(Dataset records on visual material)
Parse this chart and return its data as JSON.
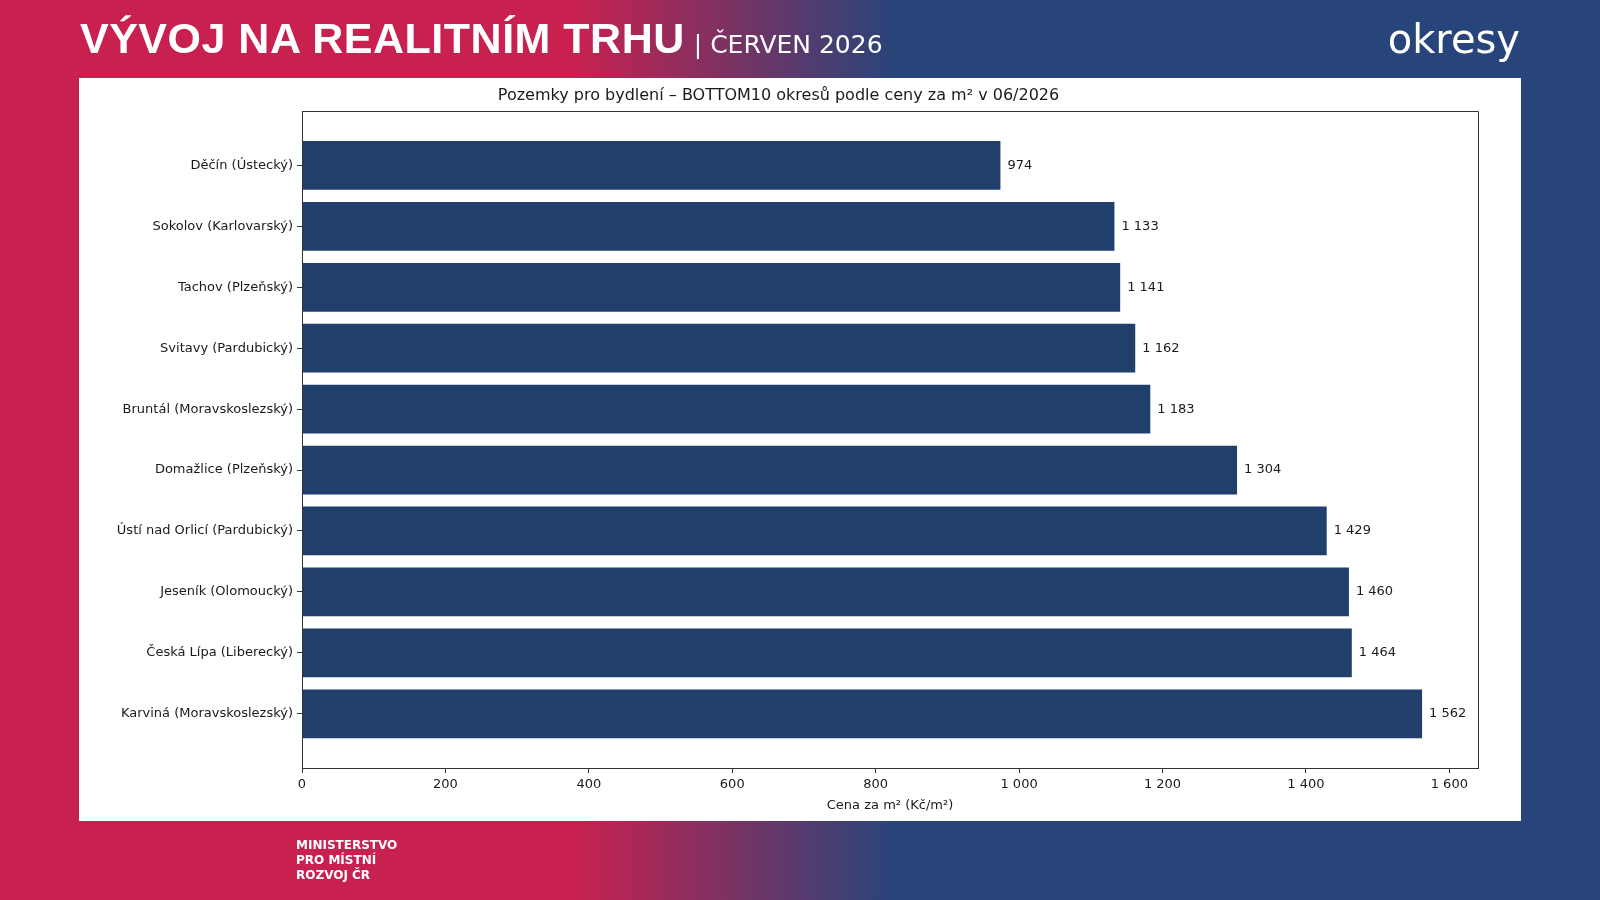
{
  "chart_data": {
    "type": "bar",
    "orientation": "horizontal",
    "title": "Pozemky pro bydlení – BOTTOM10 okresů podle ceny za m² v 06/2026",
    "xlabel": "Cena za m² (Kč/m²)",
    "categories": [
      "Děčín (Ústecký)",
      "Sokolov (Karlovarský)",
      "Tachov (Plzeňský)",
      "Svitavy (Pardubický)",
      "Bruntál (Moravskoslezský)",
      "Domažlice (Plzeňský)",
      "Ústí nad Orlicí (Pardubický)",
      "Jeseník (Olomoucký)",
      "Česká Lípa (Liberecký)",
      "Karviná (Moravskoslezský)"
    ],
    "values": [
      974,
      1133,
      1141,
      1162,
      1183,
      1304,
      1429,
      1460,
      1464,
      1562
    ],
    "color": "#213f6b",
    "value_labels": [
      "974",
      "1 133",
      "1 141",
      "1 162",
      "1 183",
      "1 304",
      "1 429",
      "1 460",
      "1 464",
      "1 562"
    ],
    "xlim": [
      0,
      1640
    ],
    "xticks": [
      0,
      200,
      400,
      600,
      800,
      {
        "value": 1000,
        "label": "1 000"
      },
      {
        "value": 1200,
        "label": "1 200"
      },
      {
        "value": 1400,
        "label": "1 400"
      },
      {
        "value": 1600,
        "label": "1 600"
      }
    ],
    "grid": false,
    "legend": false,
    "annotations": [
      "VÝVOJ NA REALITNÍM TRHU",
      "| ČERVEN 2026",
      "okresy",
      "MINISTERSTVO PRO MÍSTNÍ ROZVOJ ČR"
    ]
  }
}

> **Your objective**
Output the material word for word, omitting its pictures.

> **Response to the exercise**
Parse this chart and return its data as JSON.
{
  "chart_data": {
    "type": "bar",
    "orientation": "horizontal",
    "title": "Pozemky pro bydlení – BOTTOM10 okresů podle ceny za m² v 06/2026",
    "xlabel": "Cena za m² (Kč/m²)",
    "categories": [
      "Děčín (Ústecký)",
      "Sokolov (Karlovarský)",
      "Tachov (Plzeňský)",
      "Svitavy (Pardubický)",
      "Bruntál (Moravskoslezský)",
      "Domažlice (Plzeňský)",
      "Ústí nad Orlicí (Pardubický)",
      "Jeseník (Olomoucký)",
      "Česká Lípa (Liberecký)",
      "Karviná (Moravskoslezský)"
    ],
    "values": [
      974,
      1133,
      1141,
      1162,
      1183,
      1304,
      1429,
      1460,
      1464,
      1562
    ],
    "color": "#213f6b",
    "value_labels": [
      "974",
      "1 133",
      "1 141",
      "1 162",
      "1 183",
      "1 304",
      "1 429",
      "1 460",
      "1 464",
      "1 562"
    ],
    "xlim": [
      0,
      1640
    ],
    "xticks": [
      0,
      200,
      400,
      600,
      800,
      {
        "value": 1000,
        "label": "1 000"
      },
      {
        "value": 1200,
        "label": "1 200"
      },
      {
        "value": 1400,
        "label": "1 400"
      },
      {
        "value": 1600,
        "label": "1 600"
      }
    ],
    "grid": false,
    "legend": false,
    "annotations": [
      "VÝVOJ NA REALITNÍM TRHU",
      "| ČERVEN 2026",
      "okresy",
      "MINISTERSTVO PRO MÍSTNÍ ROZVOJ ČR"
    ]
  }
}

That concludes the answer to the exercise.